#### [Collected data entries]
>>>
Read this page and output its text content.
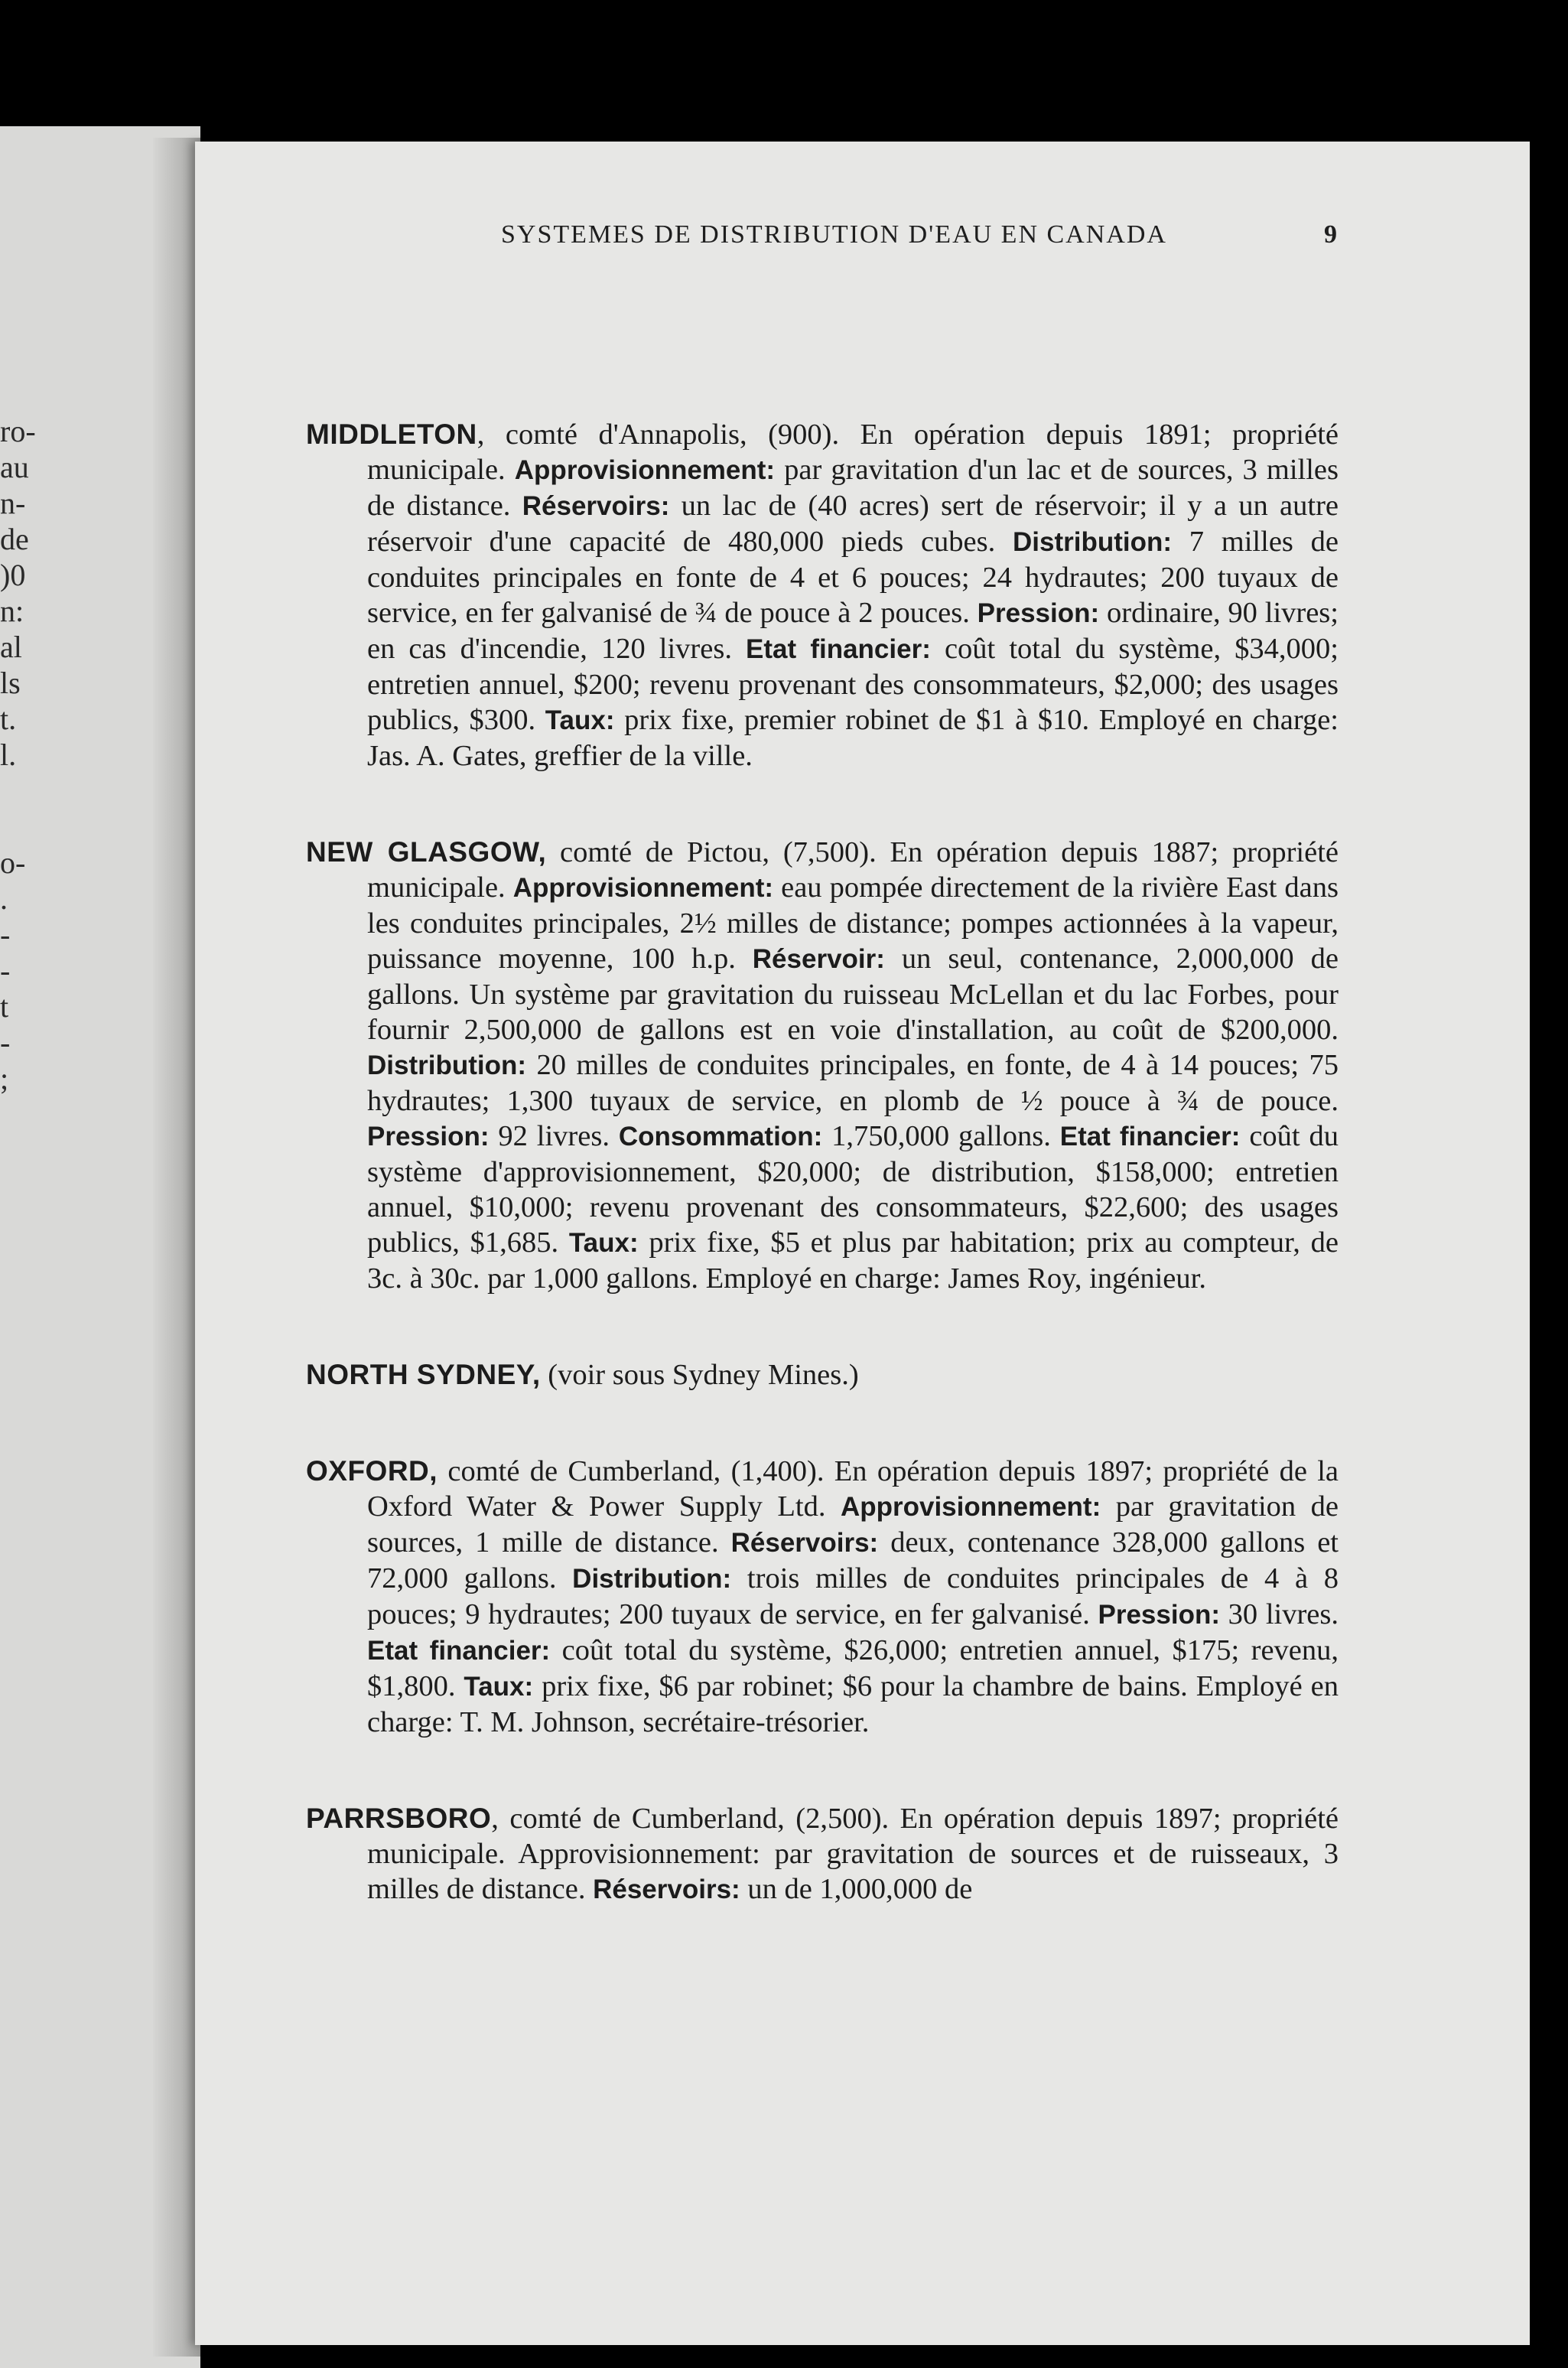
ro-
au
n-
de
)0
n:
al
ls
t.
l.

o-
.
-
-
t
-
;
SYSTEMES DE DISTRIBUTION D'EAU EN CANADA	9

MIDDLETON, comté d'Annapolis, (900). En opération depuis 1891; propriété municipale. Approvisionnement: par gravitation d'un lac et de sources, 3 milles de distance. Réservoirs: un lac de (40 acres) sert de réservoir; il y a un autre réservoir d'une capacité de 480,000 pieds cubes. Distribution: 7 milles de conduites principales en fonte de 4 et 6 pouces; 24 hydrautes; 200 tuyaux de service, en fer galvanisé de ¾ de pouce à 2 pouces. Pression: ordinaire, 90 livres; en cas d'incendie, 120 livres. Etat financier: coût total du système, $34,000; entretien annuel, $200; revenu provenant des consommateurs, $2,000; des usages publics, $300. Taux: prix fixe, premier robinet de $1 à $10. Employé en charge: Jas. A. Gates, greffier de la ville.

NEW GLASGOW, comté de Pictou, (7,500). En opération depuis 1887; propriété municipale. Approvisionnement: eau pompée directement de la rivière East dans les conduites principales, 2½ milles de distance; pompes actionnées à la vapeur, puissance moyenne, 100 h.p. Réservoir: un seul, contenance, 2,000,000 de gallons. Un système par gravitation du ruisseau McLellan et du lac Forbes, pour fournir 2,500,000 de gallons est en voie d'installation, au coût de $200,000. Distribution: 20 milles de conduites principales, en fonte, de 4 à 14 pouces; 75 hydrautes; 1,300 tuyaux de service, en plomb de ½ pouce à ¾ de pouce. Pression: 92 livres. Consommation: 1,750,000 gallons. Etat financier: coût du système d'approvisionnement, $20,000; de distribution, $158,000; entretien annuel, $10,000; revenu provenant des consommateurs, $22,600; des usages publics, $1,685. Taux: prix fixe, $5 et plus par habitation; prix au compteur, de 3c. à 30c. par 1,000 gallons. Employé en charge: James Roy, ingénieur.

NORTH SYDNEY, (voir sous Sydney Mines.)

OXFORD, comté de Cumberland, (1,400). En opération depuis 1897; propriété de la Oxford Water & Power Supply Ltd. Approvisionnement: par gravitation de sources, 1 mille de distance. Réservoirs: deux, contenance 328,000 gallons et 72,000 gallons. Distribution: trois milles de conduites principales de 4 à 8 pouces; 9 hydrautes; 200 tuyaux de service, en fer galvanisé. Pression: 30 livres. Etat financier: coût total du système, $26,000; entretien annuel, $175; revenu, $1,800. Taux: prix fixe, $6 par robinet; $6 pour la chambre de bains. Employé en charge: T. M. Johnson, secrétaire-trésorier.

PARRSBORO, comté de Cumberland, (2,500). En opération depuis 1897; propriété municipale. Approvisionnement: par gravitation de sources et de ruisseaux, 3 milles de distance. Réservoirs: un de 1,000,000 de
<<<
#### [Task statement]
Reproduce each line exactly as it appears, omitting the pictures.

#### [Answer to the task]
Read this page and output its text content.
ro-
au
n-
de
)0
n:
al
ls
t.
l.

o-
.
-
-
t
-
;
SYSTEMES DE DISTRIBUTION D'EAU EN CANADA	9

MIDDLETON, comté d'Annapolis, (900). En opération depuis 1891; propriété municipale. Approvisionnement: par gravitation d'un lac et de sources, 3 milles de distance. Réservoirs: un lac de (40 acres) sert de réservoir; il y a un autre réservoir d'une capacité de 480,000 pieds cubes. Distribution: 7 milles de conduites principales en fonte de 4 et 6 pouces; 24 hydrautes; 200 tuyaux de service, en fer galvanisé de ¾ de pouce à 2 pouces. Pression: ordinaire, 90 livres; en cas d'incendie, 120 livres. Etat financier: coût total du système, $34,000; entretien annuel, $200; revenu provenant des consommateurs, $2,000; des usages publics, $300. Taux: prix fixe, premier robinet de $1 à $10. Employé en charge: Jas. A. Gates, greffier de la ville.

NEW GLASGOW, comté de Pictou, (7,500). En opération depuis 1887; propriété municipale. Approvisionnement: eau pompée directement de la rivière East dans les conduites principales, 2½ milles de distance; pompes actionnées à la vapeur, puissance moyenne, 100 h.p. Réservoir: un seul, contenance, 2,000,000 de gallons. Un système par gravitation du ruisseau McLellan et du lac Forbes, pour fournir 2,500,000 de gallons est en voie d'installation, au coût de $200,000. Distribution: 20 milles de conduites principales, en fonte, de 4 à 14 pouces; 75 hydrautes; 1,300 tuyaux de service, en plomb de ½ pouce à ¾ de pouce. Pression: 92 livres. Consommation: 1,750,000 gallons. Etat financier: coût du système d'approvisionnement, $20,000; de distribution, $158,000; entretien annuel, $10,000; revenu provenant des consommateurs, $22,600; des usages publics, $1,685. Taux: prix fixe, $5 et plus par habitation; prix au compteur, de 3c. à 30c. par 1,000 gallons. Employé en charge: James Roy, ingénieur.

NORTH SYDNEY, (voir sous Sydney Mines.)

OXFORD, comté de Cumberland, (1,400). En opération depuis 1897; propriété de la Oxford Water & Power Supply Ltd. Approvisionnement: par gravitation de sources, 1 mille de distance. Réservoirs: deux, contenance 328,000 gallons et 72,000 gallons. Distribution: trois milles de conduites principales de 4 à 8 pouces; 9 hydrautes; 200 tuyaux de service, en fer galvanisé. Pression: 30 livres. Etat financier: coût total du système, $26,000; entretien annuel, $175; revenu, $1,800. Taux: prix fixe, $6 par robinet; $6 pour la chambre de bains. Employé en charge: T. M. Johnson, secrétaire-trésorier.

PARRSBORO, comté de Cumberland, (2,500). En opération depuis 1897; propriété municipale. Approvisionnement: par gravitation de sources et de ruisseaux, 3 milles de distance. Réservoirs: un de 1,000,000 de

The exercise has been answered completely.